Problem statement: Go through the data below and gather each line containing "flight".

[Data records]
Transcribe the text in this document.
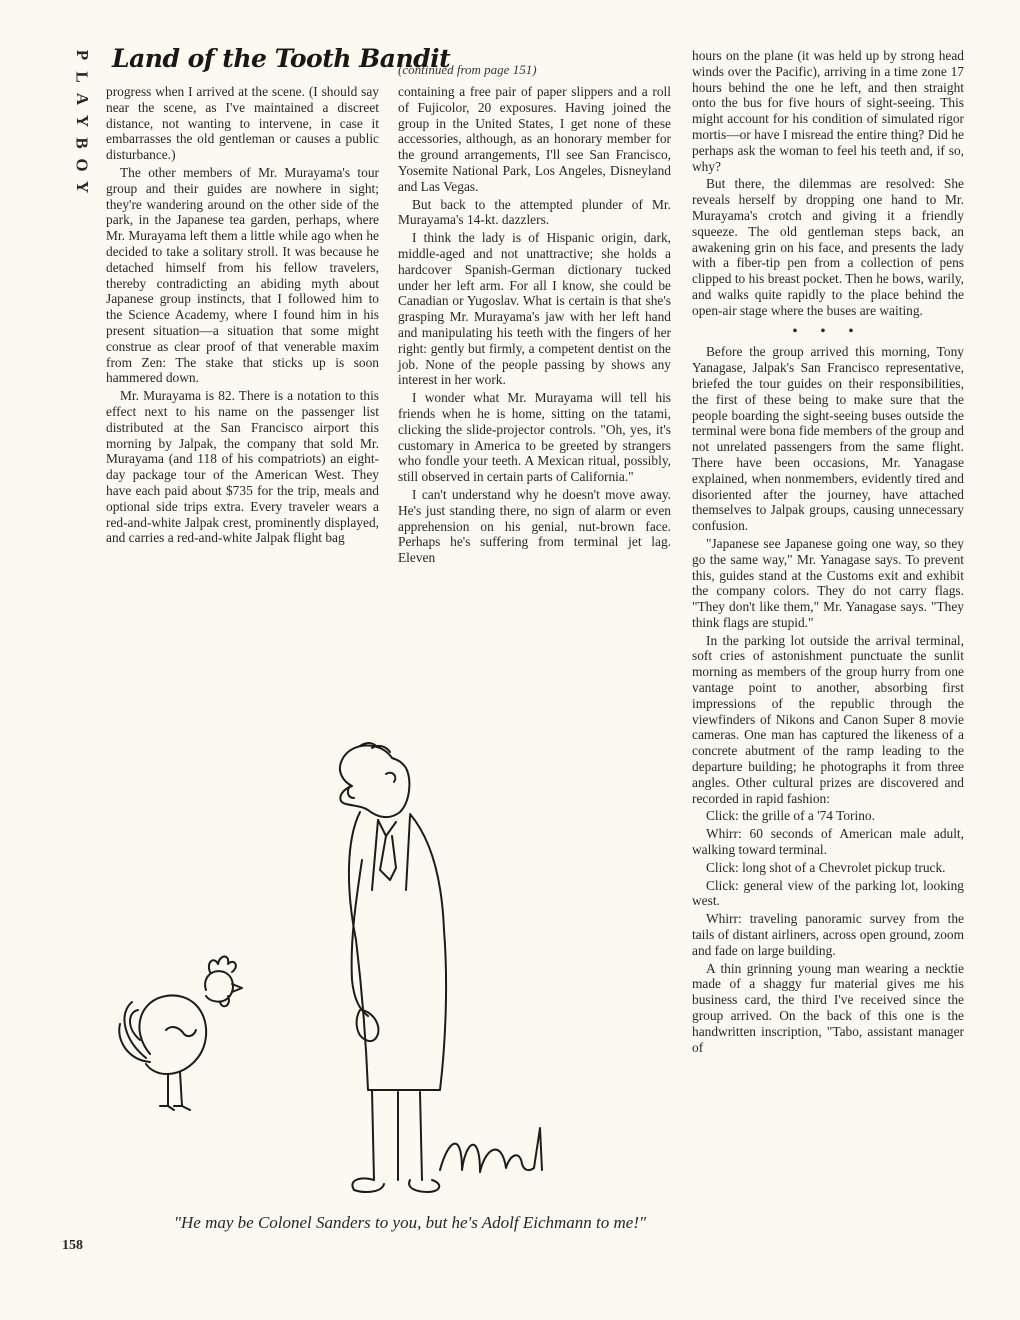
P
L
A
Y
B
O
Y
Land of the Tooth Bandit
(continued from page 151)

progress when I arrived at the scene. (I should say near the scene, as I've maintained a discreet distance, not wanting to intervene, in case it embarrasses the old gentleman or causes a public disturbance.)

The other members of Mr. Murayama's tour group and their guides are nowhere in sight; they're wandering around on the other side of the park, in the Japanese tea garden, perhaps, where Mr. Murayama left them a little while ago when he decided to take a solitary stroll. It was because he detached himself from his fellow travelers, thereby contradicting an abiding myth about Japanese group instincts, that I followed him to the Science Academy, where I found him in his present situation—a situation that some might construe as clear proof of that venerable maxim from Zen: The stake that sticks up is soon hammered down.

Mr. Murayama is 82. There is a notation to this effect next to his name on the passenger list distributed at the San Francisco airport this morning by Jalpak, the company that sold Mr. Murayama (and 118 of his compatriots) an eight-day package tour of the American West. They have each paid about $735 for the trip, meals and optional side trips extra. Every traveler wears a red-and-white Jalpak crest, prominently displayed, and carries a red-and-white Jalpak flight bag

containing a free pair of paper slippers and a roll of Fujicolor, 20 exposures. Having joined the group in the United States, I get none of these accessories, although, as an honorary member for the ground arrangements, I'll see San Francisco, Yosemite National Park, Los Angeles, Disneyland and Las Vegas.

But back to the attempted plunder of Mr. Murayama's 14-kt. dazzlers.

I think the lady is of Hispanic origin, dark, middle-aged and not unattractive; she holds a hardcover Spanish-German dictionary tucked under her left arm. For all I know, she could be Canadian or Yugoslav. What is certain is that she's grasping Mr. Murayama's jaw with her left hand and manipulating his teeth with the fingers of her right: gently but firmly, a competent dentist on the job. None of the people passing by shows any interest in her work.

I wonder what Mr. Murayama will tell his friends when he is home, sitting on the tatami, clicking the slide-projector controls. "Oh, yes, it's customary in America to be greeted by strangers who fondle your teeth. A Mexican ritual, possibly, still observed in certain parts of California."

I can't understand why he doesn't move away. He's just standing there, no sign of alarm or even apprehension on his genial, nut-brown face. Perhaps he's suffering from terminal jet lag. Eleven

hours on the plane (it was held up by strong head winds over the Pacific), arriving in a time zone 17 hours behind the one he left, and then straight onto the bus for five hours of sight-seeing. This might account for his condition of simulated rigor mortis—or have I misread the entire thing? Did he perhaps ask the woman to feel his teeth and, if so, why?

But there, the dilemmas are resolved: She reveals herself by dropping one hand to Mr. Murayama's crotch and giving it a friendly squeeze. The old gentleman steps back, an awakening grin on his face, and presents the lady with a fiber-tip pen from a collection of pens clipped to his breast pocket. Then he bows, warily, and walks quite rapidly to the place behind the open-air stage where the buses are waiting.

• • •

Before the group arrived this morning, Tony Yanagase, Jalpak's San Francisco representative, briefed the tour guides on their responsibilities, the first of these being to make sure that the people boarding the sight-seeing buses outside the terminal were bona fide members of the group and not unrelated passengers from the same flight. There have been occasions, Mr. Yanagase explained, when nonmembers, evidently tired and disoriented after the journey, have attached themselves to Jalpak groups, causing unnecessary confusion.

"Japanese see Japanese going one way, so they go the same way," Mr. Yanagase says. To prevent this, guides stand at the Customs exit and exhibit the company colors. They do not carry flags. "They don't like them," Mr. Yanagase says. "They think flags are stupid."

In the parking lot outside the arrival terminal, soft cries of astonishment punctuate the sunlit morning as members of the group hurry from one vantage point to another, absorbing first impressions of the republic through the viewfinders of Nikons and Canon Super 8 movie cameras. One man has captured the likeness of a concrete abutment of the ramp leading to the departure building; he photographs it from three angles. Other cultural prizes are discovered and recorded in rapid fashion:

Click: the grille of a '74 Torino.

Whirr: 60 seconds of American male adult, walking toward terminal.

Click: long shot of a Chevrolet pickup truck.

Click: general view of the parking lot, looking west.

Whirr: traveling panoramic survey from the tails of distant airliners, across open ground, zoom and fade on large building.

A thin grinning young man wearing a necktie made of a shaggy fur material gives me his business card, the third I've received since the group arrived. On the back of this one is the handwritten inscription, "Tabo, assistant manager of

"He may be Colonel Sanders to you, but he's Adolf Eichmann to me!"
158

Response:
Mr. Murayama is 82. There is a notation to this effect next to his name on the passenger list distributed at the San Francisco airport this morning by Jalpak, the company that sold Mr. Murayama (and 118 of his compatriots) an eight-day package tour of the American West. They have each paid about $735 for the trip, meals and optional side trips extra. Every traveler wears a red-and-white Jalpak crest, prominently displayed, and carries a red-and-white Jalpak flight bag
Before the group arrived this morning, Tony Yanagase, Jalpak's San Francisco representative, briefed the tour guides on their responsibilities, the first of these being to make sure that the people boarding the sight-seeing buses outside the terminal were bona fide members of the group and not unrelated passengers from the same flight. There have been occasions, Mr. Yanagase explained, when nonmembers, evidently tired and disoriented after the journey, have attached themselves to Jalpak groups, causing unnecessary confusion.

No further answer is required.